═══ THE INPUT
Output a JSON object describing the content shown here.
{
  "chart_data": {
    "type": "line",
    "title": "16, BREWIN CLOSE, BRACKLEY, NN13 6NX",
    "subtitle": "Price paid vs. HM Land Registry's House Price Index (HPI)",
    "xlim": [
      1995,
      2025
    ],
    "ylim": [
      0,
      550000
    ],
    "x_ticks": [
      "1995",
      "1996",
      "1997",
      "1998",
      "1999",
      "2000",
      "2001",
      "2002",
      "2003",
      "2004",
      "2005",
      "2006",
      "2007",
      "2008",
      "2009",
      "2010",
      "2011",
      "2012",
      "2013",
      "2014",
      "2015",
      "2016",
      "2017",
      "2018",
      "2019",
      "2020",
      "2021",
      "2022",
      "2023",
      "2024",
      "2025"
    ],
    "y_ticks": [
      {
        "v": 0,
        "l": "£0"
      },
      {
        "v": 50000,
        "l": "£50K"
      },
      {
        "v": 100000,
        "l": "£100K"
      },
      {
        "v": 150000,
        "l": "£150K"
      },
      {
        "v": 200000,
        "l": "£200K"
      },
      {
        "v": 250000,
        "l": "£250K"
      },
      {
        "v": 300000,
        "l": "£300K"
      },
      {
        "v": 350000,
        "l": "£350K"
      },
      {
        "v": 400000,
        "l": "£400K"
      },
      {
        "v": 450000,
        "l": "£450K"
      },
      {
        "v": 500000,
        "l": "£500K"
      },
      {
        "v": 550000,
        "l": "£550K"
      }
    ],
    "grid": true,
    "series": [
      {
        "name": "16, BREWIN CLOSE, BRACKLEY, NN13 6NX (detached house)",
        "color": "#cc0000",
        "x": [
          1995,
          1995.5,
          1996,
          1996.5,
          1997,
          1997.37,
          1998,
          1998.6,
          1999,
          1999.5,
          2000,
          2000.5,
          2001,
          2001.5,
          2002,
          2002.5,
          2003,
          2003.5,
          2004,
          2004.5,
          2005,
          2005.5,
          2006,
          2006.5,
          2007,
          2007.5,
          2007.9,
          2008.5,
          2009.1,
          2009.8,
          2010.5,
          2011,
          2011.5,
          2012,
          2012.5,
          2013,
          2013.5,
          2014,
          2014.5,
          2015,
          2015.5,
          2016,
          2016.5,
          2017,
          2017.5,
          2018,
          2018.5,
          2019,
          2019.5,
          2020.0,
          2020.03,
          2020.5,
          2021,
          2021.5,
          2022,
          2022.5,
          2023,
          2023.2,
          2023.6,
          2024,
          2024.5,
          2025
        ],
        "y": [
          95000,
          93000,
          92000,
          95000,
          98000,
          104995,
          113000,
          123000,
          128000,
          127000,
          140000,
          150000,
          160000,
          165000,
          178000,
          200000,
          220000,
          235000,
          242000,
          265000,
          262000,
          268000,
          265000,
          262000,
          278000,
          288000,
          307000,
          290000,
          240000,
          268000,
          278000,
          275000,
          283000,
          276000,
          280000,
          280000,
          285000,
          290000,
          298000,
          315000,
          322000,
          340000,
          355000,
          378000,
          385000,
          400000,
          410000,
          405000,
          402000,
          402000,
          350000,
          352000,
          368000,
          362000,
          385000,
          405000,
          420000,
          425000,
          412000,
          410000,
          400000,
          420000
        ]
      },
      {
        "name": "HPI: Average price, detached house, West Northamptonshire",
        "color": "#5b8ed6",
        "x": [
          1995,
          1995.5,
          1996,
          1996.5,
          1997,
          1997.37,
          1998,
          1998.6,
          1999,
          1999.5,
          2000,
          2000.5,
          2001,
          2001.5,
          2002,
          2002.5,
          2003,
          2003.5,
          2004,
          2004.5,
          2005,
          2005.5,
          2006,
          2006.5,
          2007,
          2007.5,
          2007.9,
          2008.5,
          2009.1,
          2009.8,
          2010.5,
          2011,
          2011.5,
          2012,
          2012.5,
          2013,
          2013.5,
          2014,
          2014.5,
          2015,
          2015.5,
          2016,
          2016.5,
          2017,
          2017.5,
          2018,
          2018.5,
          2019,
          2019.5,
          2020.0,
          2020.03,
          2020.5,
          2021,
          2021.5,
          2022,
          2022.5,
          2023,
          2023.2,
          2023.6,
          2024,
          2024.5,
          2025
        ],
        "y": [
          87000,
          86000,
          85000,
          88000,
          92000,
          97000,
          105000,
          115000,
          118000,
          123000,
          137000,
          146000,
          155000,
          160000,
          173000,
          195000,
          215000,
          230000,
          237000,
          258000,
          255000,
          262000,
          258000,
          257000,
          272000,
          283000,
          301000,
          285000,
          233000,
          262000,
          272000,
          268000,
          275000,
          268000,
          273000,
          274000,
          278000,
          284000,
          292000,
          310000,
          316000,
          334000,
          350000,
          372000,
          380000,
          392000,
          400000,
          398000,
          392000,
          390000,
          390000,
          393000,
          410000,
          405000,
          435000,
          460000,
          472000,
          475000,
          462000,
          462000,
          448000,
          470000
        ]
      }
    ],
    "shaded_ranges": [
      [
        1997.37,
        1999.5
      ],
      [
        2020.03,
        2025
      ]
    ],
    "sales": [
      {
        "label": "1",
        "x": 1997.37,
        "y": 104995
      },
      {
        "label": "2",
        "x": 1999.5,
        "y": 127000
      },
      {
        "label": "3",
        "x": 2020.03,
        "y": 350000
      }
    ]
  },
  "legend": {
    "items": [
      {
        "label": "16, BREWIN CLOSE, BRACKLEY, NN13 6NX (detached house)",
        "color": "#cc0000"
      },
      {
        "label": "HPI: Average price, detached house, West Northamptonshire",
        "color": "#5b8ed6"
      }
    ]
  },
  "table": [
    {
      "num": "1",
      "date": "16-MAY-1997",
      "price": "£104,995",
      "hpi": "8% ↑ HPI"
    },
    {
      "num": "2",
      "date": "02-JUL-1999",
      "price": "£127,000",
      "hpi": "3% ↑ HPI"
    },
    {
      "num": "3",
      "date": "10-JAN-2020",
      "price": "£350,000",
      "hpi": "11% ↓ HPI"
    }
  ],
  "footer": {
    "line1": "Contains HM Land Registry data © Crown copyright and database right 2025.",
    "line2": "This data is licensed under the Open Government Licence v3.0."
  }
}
══════
DO THIS: Go through the listing and print each line exactly as it appears.

RESULT BELOW:
Output a JSON object describing the content shown here.
{
  "chart_data": {
    "type": "line",
    "title": "16, BREWIN CLOSE, BRACKLEY, NN13 6NX",
    "subtitle": "Price paid vs. HM Land Registry's House Price Index (HPI)",
    "xlim": [
      1995,
      2025
    ],
    "ylim": [
      0,
      550000
    ],
    "x_ticks": [
      "1995",
      "1996",
      "1997",
      "1998",
      "1999",
      "2000",
      "2001",
      "2002",
      "2003",
      "2004",
      "2005",
      "2006",
      "2007",
      "2008",
      "2009",
      "2010",
      "2011",
      "2012",
      "2013",
      "2014",
      "2015",
      "2016",
      "2017",
      "2018",
      "2019",
      "2020",
      "2021",
      "2022",
      "2023",
      "2024",
      "2025"
    ],
    "y_ticks": [
      {
        "v": 0,
        "l": "£0"
      },
      {
        "v": 50000,
        "l": "£50K"
      },
      {
        "v": 100000,
        "l": "£100K"
      },
      {
        "v": 150000,
        "l": "£150K"
      },
      {
        "v": 200000,
        "l": "£200K"
      },
      {
        "v": 250000,
        "l": "£250K"
      },
      {
        "v": 300000,
        "l": "£300K"
      },
      {
        "v": 350000,
        "l": "£350K"
      },
      {
        "v": 400000,
        "l": "£400K"
      },
      {
        "v": 450000,
        "l": "£450K"
      },
      {
        "v": 500000,
        "l": "£500K"
      },
      {
        "v": 550000,
        "l": "£550K"
      }
    ],
    "grid": true,
    "series": [
      {
        "name": "16, BREWIN CLOSE, BRACKLEY, NN13 6NX (detached house)",
        "color": "#cc0000",
        "x": [
          1995,
          1995.5,
          1996,
          1996.5,
          1997,
          1997.37,
          1998,
          1998.6,
          1999,
          1999.5,
          2000,
          2000.5,
          2001,
          2001.5,
          2002,
          2002.5,
          2003,
          2003.5,
          2004,
          2004.5,
          2005,
          2005.5,
          2006,
          2006.5,
          2007,
          2007.5,
          2007.9,
          2008.5,
          2009.1,
          2009.8,
          2010.5,
          2011,
          2011.5,
          2012,
          2012.5,
          2013,
          2013.5,
          2014,
          2014.5,
          2015,
          2015.5,
          2016,
          2016.5,
          2017,
          2017.5,
          2018,
          2018.5,
          2019,
          2019.5,
          2020.0,
          2020.03,
          2020.5,
          2021,
          2021.5,
          2022,
          2022.5,
          2023,
          2023.2,
          2023.6,
          2024,
          2024.5,
          2025
        ],
        "y": [
          95000,
          93000,
          92000,
          95000,
          98000,
          104995,
          113000,
          123000,
          128000,
          127000,
          140000,
          150000,
          160000,
          165000,
          178000,
          200000,
          220000,
          235000,
          242000,
          265000,
          262000,
          268000,
          265000,
          262000,
          278000,
          288000,
          307000,
          290000,
          240000,
          268000,
          278000,
          275000,
          283000,
          276000,
          280000,
          280000,
          285000,
          290000,
          298000,
          315000,
          322000,
          340000,
          355000,
          378000,
          385000,
          400000,
          410000,
          405000,
          402000,
          402000,
          350000,
          352000,
          368000,
          362000,
          385000,
          405000,
          420000,
          425000,
          412000,
          410000,
          400000,
          420000
        ]
      },
      {
        "name": "HPI: Average price, detached house, West Northamptonshire",
        "color": "#5b8ed6",
        "x": [
          1995,
          1995.5,
          1996,
          1996.5,
          1997,
          1997.37,
          1998,
          1998.6,
          1999,
          1999.5,
          2000,
          2000.5,
          2001,
          2001.5,
          2002,
          2002.5,
          2003,
          2003.5,
          2004,
          2004.5,
          2005,
          2005.5,
          2006,
          2006.5,
          2007,
          2007.5,
          2007.9,
          2008.5,
          2009.1,
          2009.8,
          2010.5,
          2011,
          2011.5,
          2012,
          2012.5,
          2013,
          2013.5,
          2014,
          2014.5,
          2015,
          2015.5,
          2016,
          2016.5,
          2017,
          2017.5,
          2018,
          2018.5,
          2019,
          2019.5,
          2020.0,
          2020.03,
          2020.5,
          2021,
          2021.5,
          2022,
          2022.5,
          2023,
          2023.2,
          2023.6,
          2024,
          2024.5,
          2025
        ],
        "y": [
          87000,
          86000,
          85000,
          88000,
          92000,
          97000,
          105000,
          115000,
          118000,
          123000,
          137000,
          146000,
          155000,
          160000,
          173000,
          195000,
          215000,
          230000,
          237000,
          258000,
          255000,
          262000,
          258000,
          257000,
          272000,
          283000,
          301000,
          285000,
          233000,
          262000,
          272000,
          268000,
          275000,
          268000,
          273000,
          274000,
          278000,
          284000,
          292000,
          310000,
          316000,
          334000,
          350000,
          372000,
          380000,
          392000,
          400000,
          398000,
          392000,
          390000,
          390000,
          393000,
          410000,
          405000,
          435000,
          460000,
          472000,
          475000,
          462000,
          462000,
          448000,
          470000
        ]
      }
    ],
    "shaded_ranges": [
      [
        1997.37,
        1999.5
      ],
      [
        2020.03,
        2025
      ]
    ],
    "sales": [
      {
        "label": "1",
        "x": 1997.37,
        "y": 104995
      },
      {
        "label": "2",
        "x": 1999.5,
        "y": 127000
      },
      {
        "label": "3",
        "x": 2020.03,
        "y": 350000
      }
    ]
  },
  "legend": {
    "items": [
      {
        "label": "16, BREWIN CLOSE, BRACKLEY, NN13 6NX (detached house)",
        "color": "#cc0000"
      },
      {
        "label": "HPI: Average price, detached house, West Northamptonshire",
        "color": "#5b8ed6"
      }
    ]
  },
  "table": [
    {
      "num": "1",
      "date": "16-MAY-1997",
      "price": "£104,995",
      "hpi": "8% ↑ HPI"
    },
    {
      "num": "2",
      "date": "02-JUL-1999",
      "price": "£127,000",
      "hpi": "3% ↑ HPI"
    },
    {
      "num": "3",
      "date": "10-JAN-2020",
      "price": "£350,000",
      "hpi": "11% ↓ HPI"
    }
  ],
  "footer": {
    "line1": "Contains HM Land Registry data © Crown copyright and database right 2025.",
    "line2": "This data is licensed under the Open Government Licence v3.0."
  }
}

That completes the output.